Exercise directions →
Copy, from the entries below, each line in which the string "executed" appears.

Input data →
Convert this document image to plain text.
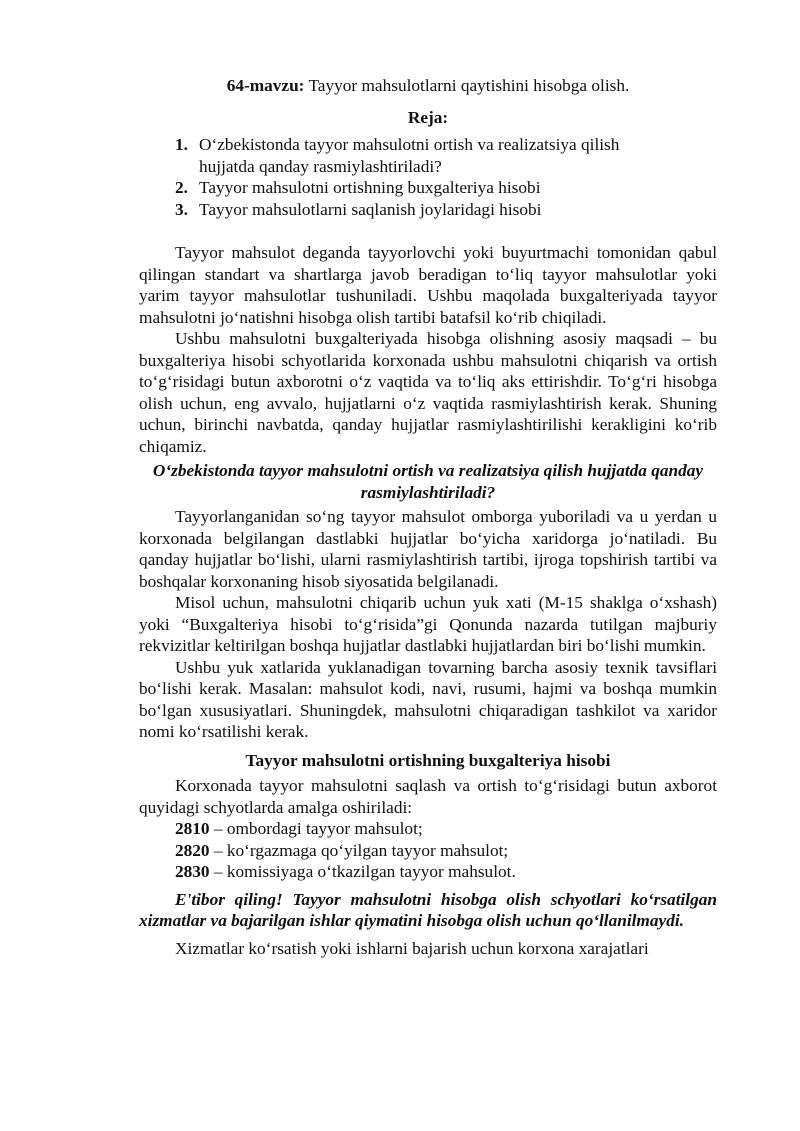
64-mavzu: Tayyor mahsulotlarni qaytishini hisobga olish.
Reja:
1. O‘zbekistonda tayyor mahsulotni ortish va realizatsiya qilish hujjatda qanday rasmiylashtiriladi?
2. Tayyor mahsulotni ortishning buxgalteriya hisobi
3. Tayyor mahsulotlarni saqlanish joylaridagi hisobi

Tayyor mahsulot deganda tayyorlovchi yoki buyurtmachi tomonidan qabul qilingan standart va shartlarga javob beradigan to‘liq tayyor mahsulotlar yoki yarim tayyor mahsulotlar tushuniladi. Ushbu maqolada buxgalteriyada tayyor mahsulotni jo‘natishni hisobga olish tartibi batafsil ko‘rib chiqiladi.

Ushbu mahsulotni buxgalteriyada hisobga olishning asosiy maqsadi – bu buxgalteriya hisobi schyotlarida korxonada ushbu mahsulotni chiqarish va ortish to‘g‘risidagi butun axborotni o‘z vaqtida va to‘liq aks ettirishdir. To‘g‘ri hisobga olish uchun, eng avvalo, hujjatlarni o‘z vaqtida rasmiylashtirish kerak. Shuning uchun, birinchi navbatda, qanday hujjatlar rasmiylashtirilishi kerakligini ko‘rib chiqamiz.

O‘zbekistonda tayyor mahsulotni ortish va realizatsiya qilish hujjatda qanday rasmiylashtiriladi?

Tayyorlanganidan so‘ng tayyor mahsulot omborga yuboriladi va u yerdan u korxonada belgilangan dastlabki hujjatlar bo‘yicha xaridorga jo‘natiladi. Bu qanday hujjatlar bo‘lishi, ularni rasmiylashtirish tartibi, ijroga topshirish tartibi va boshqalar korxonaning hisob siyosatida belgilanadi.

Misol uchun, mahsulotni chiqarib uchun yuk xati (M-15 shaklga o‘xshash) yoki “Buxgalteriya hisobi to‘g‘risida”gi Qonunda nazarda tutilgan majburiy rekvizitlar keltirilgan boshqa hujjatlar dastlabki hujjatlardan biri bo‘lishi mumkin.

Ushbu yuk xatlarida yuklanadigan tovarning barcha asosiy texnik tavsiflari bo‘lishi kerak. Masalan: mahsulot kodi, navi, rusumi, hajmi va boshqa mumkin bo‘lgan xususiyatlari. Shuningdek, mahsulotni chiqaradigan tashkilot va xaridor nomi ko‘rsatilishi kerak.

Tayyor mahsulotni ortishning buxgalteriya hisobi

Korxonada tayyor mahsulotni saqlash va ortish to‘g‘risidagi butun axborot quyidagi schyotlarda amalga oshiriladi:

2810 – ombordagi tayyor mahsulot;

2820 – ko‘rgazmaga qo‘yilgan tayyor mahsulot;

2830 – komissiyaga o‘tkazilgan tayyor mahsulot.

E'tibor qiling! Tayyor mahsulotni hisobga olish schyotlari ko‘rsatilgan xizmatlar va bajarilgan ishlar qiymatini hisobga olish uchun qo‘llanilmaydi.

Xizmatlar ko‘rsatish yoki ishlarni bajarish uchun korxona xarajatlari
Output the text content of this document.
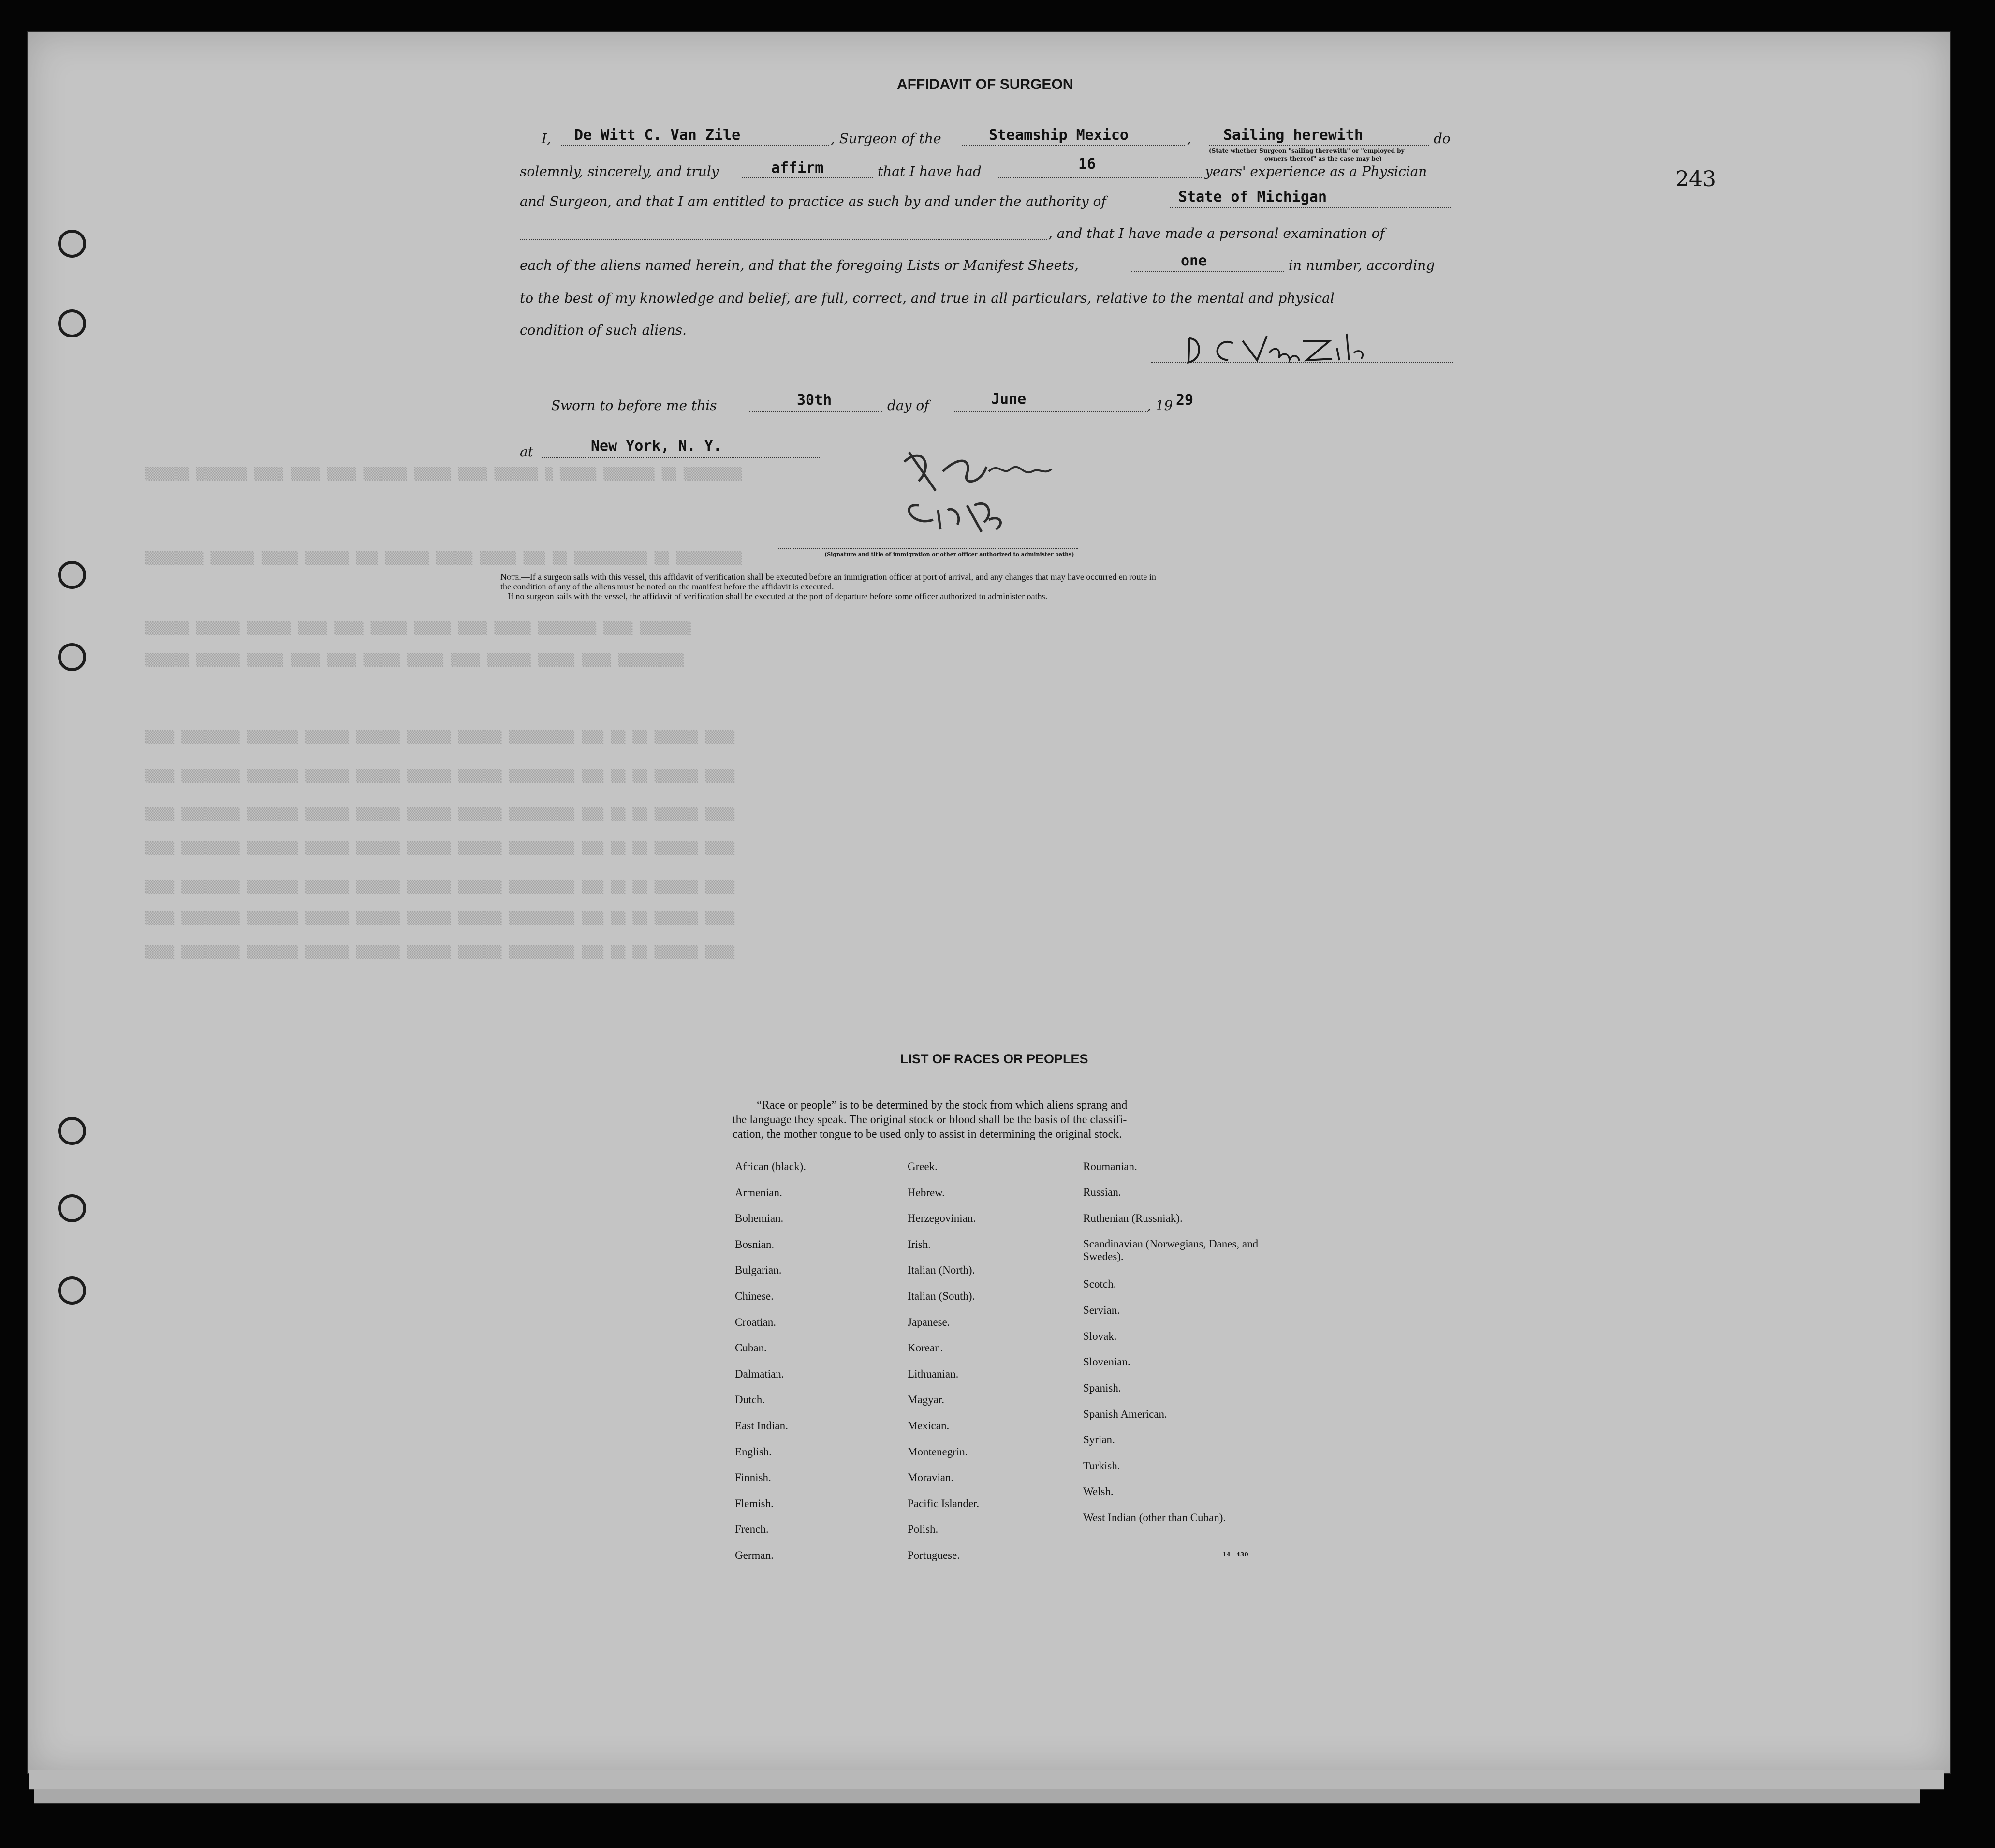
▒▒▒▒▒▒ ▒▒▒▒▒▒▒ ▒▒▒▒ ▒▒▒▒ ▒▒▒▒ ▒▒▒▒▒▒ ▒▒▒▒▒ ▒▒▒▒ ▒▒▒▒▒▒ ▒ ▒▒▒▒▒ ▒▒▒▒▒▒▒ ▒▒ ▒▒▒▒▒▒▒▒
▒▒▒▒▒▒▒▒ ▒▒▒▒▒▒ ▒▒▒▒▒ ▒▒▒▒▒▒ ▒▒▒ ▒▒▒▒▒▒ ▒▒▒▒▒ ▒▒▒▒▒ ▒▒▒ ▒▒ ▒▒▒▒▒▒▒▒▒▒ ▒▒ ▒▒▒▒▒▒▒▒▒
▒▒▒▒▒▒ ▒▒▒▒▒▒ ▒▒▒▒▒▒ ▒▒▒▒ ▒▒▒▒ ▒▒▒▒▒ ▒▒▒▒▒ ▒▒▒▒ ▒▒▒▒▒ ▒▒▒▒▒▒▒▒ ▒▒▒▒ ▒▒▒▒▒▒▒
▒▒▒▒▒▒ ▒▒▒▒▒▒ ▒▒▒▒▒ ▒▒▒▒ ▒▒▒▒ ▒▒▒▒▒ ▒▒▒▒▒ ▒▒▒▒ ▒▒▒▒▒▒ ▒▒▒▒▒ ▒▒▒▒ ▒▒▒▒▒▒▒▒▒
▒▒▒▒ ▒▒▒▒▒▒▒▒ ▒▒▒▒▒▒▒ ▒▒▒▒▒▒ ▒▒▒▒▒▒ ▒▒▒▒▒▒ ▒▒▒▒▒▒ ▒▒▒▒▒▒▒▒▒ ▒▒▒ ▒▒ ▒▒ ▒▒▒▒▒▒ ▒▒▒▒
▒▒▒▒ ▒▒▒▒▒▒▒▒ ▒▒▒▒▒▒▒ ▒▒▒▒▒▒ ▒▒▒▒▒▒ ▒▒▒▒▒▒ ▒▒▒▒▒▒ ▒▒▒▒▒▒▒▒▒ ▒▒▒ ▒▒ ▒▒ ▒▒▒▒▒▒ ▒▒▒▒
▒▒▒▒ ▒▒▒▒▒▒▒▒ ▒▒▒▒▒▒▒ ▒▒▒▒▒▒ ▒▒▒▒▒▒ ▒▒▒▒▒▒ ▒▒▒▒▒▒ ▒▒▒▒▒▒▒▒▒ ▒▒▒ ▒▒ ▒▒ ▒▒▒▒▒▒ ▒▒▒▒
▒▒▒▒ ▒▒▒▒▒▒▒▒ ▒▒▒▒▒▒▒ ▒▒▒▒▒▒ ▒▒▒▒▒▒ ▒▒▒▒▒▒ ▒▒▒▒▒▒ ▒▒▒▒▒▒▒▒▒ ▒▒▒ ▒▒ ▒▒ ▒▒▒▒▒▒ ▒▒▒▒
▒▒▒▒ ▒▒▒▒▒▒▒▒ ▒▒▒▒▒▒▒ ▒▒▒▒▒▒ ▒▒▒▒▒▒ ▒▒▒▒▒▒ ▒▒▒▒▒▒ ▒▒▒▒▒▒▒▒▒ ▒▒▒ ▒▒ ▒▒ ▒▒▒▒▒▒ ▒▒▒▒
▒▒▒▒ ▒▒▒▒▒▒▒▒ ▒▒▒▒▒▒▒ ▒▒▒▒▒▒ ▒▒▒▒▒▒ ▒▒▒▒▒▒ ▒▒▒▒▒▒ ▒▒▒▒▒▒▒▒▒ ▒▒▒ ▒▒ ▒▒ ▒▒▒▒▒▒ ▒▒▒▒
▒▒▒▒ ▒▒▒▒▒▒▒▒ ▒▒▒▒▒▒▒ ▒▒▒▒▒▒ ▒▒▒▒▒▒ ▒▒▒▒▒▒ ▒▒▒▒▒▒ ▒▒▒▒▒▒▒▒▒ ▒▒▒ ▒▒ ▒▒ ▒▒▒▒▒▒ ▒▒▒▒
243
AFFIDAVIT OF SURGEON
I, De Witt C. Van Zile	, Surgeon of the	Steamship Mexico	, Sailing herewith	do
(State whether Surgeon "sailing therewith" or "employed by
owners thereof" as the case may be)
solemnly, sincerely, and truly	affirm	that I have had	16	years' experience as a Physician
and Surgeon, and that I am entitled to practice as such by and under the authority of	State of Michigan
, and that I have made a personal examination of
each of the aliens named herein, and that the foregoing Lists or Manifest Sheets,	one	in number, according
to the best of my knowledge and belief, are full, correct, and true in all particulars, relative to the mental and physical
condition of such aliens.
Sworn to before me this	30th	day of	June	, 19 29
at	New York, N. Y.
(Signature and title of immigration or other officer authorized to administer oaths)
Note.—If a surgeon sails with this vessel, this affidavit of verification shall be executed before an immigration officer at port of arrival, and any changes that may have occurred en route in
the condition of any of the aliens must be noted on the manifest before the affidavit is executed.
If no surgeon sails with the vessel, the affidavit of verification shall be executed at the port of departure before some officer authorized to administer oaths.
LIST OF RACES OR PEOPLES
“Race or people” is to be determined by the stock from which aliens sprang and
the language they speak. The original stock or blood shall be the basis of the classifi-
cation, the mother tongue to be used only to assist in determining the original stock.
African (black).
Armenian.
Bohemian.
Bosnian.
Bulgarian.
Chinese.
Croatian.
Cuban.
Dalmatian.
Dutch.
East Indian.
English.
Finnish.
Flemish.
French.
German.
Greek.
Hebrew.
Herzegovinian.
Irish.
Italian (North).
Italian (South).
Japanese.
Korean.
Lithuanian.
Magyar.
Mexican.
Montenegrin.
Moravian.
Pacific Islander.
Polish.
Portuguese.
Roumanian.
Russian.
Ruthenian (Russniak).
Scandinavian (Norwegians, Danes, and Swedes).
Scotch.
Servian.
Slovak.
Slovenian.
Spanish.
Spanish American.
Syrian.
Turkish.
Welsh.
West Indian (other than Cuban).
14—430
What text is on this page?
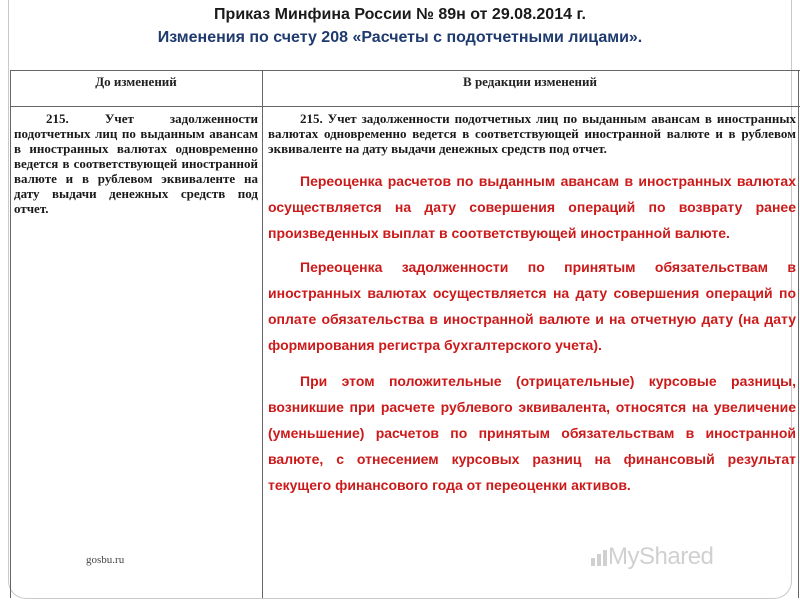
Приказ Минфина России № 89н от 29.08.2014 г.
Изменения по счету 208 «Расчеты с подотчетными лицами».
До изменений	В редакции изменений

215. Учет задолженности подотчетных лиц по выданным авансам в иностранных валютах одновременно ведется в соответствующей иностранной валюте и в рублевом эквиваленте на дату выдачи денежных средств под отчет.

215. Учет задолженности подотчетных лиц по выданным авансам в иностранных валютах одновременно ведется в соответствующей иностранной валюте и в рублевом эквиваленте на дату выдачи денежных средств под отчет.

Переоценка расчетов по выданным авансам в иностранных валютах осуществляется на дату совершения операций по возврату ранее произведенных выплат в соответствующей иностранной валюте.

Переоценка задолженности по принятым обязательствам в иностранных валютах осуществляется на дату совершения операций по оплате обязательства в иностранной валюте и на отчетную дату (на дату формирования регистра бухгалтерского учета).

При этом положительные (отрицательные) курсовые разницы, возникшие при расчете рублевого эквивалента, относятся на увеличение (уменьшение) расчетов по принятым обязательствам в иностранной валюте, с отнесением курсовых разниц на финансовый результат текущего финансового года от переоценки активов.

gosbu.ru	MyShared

Finished task →
Note.—If a surgeon sails with this vessel, this affidavit of verification shall be executed before an immigration officer at port of arrival, and any changes that may have occurred en route in
the condition of any of the aliens must be noted on the manifest before the affidavit is executed.
If no surgeon sails with the vessel, the affidavit of verification shall be executed at the port of departure before some officer authorized to administer oaths.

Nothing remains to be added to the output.